>> START Data in this exercise

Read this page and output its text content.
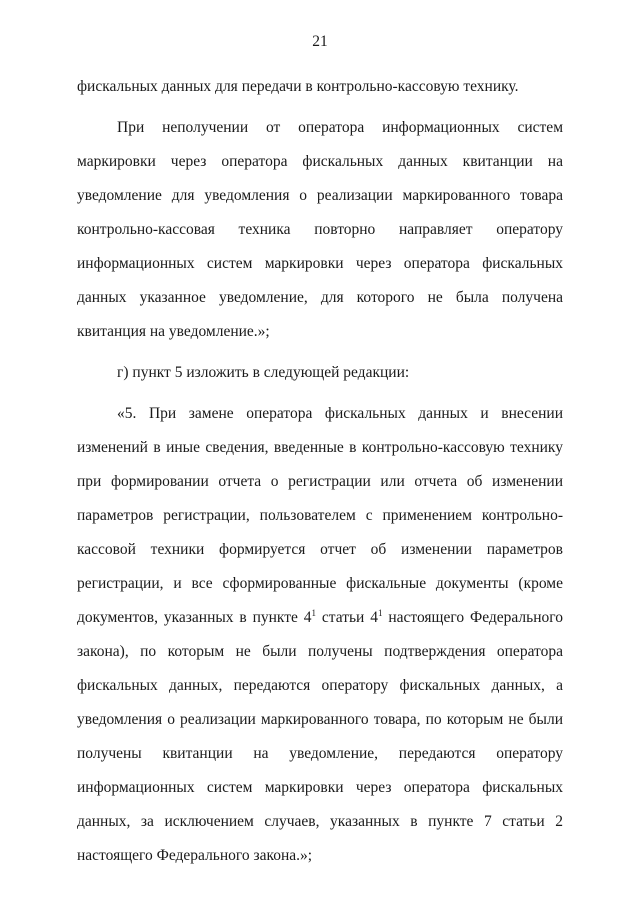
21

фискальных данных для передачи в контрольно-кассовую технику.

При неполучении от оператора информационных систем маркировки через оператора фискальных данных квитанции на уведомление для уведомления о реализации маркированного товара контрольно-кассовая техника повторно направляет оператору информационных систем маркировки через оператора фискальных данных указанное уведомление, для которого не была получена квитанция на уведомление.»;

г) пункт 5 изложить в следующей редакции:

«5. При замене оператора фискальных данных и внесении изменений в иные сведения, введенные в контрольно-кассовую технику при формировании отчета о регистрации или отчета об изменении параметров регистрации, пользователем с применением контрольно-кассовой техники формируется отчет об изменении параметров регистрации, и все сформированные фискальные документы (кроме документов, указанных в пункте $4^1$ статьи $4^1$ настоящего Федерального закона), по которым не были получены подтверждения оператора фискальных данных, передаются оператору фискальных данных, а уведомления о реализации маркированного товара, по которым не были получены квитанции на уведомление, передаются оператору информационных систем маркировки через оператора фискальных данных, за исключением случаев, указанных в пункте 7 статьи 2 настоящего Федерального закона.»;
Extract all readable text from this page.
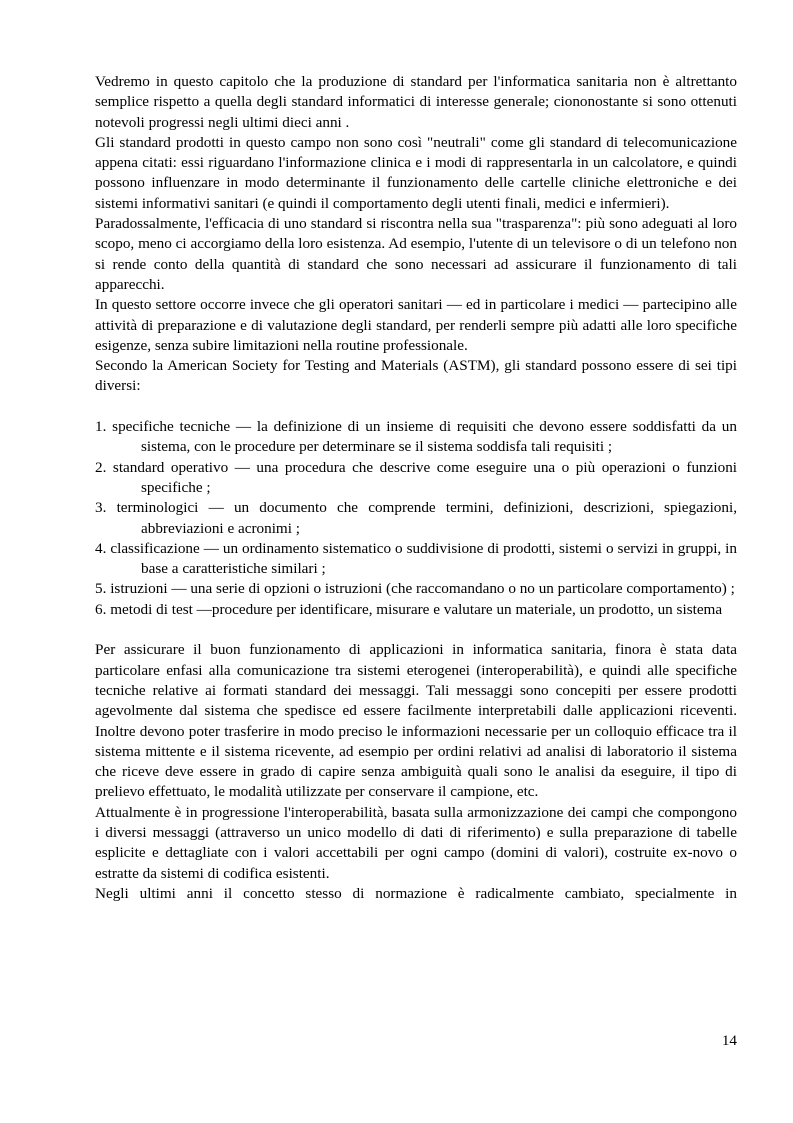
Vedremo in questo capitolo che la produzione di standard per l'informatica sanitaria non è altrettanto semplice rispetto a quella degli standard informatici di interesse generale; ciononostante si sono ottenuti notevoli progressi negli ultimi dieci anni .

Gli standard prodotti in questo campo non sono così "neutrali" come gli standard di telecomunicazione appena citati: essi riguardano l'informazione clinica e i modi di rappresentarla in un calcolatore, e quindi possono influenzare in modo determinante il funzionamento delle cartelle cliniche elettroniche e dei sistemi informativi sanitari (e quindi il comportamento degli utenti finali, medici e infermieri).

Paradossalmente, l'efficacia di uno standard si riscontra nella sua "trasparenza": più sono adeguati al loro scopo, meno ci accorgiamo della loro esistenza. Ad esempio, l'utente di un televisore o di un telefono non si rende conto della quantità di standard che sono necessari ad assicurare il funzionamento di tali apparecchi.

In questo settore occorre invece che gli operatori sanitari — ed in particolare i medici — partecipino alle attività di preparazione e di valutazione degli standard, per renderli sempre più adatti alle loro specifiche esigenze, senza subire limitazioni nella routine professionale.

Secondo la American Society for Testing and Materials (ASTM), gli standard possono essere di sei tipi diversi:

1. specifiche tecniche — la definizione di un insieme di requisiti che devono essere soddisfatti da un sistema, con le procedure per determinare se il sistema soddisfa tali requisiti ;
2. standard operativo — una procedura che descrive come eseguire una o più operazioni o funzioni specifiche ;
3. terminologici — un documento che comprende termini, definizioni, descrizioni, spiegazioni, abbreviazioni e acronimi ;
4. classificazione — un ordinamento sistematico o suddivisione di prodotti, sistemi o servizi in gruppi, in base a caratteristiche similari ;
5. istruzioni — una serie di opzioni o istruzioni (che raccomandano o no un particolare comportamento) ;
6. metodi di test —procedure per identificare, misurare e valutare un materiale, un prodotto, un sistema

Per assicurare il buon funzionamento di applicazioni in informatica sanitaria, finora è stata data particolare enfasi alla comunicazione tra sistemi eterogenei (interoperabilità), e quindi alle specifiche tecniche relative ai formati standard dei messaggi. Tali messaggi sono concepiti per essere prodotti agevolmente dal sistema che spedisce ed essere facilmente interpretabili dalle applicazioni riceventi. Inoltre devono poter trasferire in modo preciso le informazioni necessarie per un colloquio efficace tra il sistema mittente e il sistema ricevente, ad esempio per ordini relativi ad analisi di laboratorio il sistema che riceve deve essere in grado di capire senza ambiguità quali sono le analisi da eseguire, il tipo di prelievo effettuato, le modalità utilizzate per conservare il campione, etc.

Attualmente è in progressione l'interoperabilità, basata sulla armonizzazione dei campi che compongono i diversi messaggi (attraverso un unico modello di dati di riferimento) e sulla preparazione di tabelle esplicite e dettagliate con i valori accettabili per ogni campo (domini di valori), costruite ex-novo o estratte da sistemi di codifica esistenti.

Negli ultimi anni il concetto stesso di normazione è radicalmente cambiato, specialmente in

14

>> END Data in this exercise

→ Work instructions
Among the entries above, how many lines hold the string "информационных"? Respond with nothing but the number.

→ Task response
2